'''

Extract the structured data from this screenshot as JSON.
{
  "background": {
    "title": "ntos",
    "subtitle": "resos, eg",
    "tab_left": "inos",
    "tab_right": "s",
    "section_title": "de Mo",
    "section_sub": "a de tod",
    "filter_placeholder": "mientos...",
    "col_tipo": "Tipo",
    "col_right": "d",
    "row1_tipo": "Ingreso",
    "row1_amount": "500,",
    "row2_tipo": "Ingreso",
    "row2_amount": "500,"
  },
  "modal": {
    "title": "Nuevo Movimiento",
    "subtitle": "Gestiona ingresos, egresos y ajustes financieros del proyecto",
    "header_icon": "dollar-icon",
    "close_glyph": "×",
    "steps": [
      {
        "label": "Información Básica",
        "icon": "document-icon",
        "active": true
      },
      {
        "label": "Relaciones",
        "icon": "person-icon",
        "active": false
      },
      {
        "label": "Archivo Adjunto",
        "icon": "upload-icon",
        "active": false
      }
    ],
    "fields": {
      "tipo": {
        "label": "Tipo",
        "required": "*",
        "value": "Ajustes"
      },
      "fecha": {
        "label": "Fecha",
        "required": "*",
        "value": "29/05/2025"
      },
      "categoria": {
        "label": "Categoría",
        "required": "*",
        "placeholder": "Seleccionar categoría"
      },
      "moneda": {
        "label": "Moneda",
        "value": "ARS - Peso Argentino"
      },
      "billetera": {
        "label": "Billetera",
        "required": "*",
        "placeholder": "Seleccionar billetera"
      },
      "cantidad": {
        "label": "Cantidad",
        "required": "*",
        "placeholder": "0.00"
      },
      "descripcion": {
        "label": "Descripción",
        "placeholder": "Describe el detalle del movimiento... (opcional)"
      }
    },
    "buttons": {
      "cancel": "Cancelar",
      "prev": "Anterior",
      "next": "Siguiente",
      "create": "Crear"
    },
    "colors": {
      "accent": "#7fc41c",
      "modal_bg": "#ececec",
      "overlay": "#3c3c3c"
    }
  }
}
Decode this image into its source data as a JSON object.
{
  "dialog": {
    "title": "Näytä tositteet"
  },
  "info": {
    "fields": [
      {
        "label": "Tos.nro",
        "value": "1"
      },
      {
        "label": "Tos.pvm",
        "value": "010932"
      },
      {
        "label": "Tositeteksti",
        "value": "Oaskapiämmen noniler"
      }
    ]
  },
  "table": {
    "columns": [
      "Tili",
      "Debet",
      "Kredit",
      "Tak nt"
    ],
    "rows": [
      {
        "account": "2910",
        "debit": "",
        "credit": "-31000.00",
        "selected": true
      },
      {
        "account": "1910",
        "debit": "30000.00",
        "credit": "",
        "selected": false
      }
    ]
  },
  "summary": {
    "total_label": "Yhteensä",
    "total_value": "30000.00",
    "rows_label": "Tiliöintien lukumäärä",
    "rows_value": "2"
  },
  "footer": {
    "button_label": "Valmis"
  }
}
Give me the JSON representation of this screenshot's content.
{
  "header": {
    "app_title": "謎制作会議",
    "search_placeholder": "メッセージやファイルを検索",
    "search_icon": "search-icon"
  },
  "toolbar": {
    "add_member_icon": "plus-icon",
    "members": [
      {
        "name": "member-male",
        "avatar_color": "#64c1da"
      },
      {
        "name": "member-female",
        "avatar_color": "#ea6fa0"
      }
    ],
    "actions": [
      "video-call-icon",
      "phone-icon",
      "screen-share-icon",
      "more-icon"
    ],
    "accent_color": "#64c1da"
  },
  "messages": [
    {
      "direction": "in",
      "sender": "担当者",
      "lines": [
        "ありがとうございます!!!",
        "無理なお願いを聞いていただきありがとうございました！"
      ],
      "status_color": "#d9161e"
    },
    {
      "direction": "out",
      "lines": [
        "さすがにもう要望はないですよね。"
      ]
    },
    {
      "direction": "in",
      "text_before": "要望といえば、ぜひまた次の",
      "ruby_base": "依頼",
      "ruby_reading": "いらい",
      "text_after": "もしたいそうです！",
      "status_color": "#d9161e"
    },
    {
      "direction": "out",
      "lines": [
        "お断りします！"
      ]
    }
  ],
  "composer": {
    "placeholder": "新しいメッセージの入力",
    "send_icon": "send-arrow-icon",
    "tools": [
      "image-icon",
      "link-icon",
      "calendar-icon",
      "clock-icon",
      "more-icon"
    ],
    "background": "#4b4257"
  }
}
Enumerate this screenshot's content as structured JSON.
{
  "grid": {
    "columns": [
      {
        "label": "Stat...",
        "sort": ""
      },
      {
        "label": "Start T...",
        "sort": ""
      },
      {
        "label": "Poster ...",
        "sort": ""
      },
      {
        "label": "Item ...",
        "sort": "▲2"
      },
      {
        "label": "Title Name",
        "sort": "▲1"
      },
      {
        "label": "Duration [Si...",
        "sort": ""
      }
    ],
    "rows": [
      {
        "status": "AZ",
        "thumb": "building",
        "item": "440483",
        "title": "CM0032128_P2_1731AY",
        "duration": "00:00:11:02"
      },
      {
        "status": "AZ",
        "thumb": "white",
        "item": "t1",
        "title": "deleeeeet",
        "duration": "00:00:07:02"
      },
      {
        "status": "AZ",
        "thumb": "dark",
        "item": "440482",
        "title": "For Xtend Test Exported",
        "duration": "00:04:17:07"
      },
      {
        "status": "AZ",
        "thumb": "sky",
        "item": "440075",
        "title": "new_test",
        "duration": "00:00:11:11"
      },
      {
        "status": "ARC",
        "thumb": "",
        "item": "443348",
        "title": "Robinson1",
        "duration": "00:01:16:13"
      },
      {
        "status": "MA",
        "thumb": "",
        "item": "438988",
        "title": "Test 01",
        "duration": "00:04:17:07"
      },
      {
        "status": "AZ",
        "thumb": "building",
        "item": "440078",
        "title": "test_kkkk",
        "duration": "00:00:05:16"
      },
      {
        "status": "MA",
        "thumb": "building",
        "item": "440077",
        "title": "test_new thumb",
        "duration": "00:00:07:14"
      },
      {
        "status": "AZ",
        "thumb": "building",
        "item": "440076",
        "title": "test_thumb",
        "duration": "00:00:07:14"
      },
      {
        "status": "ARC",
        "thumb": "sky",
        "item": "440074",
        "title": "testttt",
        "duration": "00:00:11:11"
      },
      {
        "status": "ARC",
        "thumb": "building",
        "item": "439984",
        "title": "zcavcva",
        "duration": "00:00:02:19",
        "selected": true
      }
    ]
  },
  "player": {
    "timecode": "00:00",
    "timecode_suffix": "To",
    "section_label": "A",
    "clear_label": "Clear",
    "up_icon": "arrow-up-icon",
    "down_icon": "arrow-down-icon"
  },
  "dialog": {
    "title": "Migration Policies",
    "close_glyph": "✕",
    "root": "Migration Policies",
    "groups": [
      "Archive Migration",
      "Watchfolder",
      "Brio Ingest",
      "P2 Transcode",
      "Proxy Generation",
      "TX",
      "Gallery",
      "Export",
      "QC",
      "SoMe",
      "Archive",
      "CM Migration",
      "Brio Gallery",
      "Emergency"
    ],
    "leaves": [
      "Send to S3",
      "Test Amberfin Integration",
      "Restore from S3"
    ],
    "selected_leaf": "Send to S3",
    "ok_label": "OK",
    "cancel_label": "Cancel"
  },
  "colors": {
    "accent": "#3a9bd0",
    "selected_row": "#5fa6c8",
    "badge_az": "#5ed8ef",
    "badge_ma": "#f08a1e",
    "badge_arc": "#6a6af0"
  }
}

'''

§ Set problem
Within the listing above, find every line containing the string "Seleccionar" and return it.

§ Exercise response
        "placeholder": "Seleccionar categoría"
        "placeholder": "Seleccionar billetera"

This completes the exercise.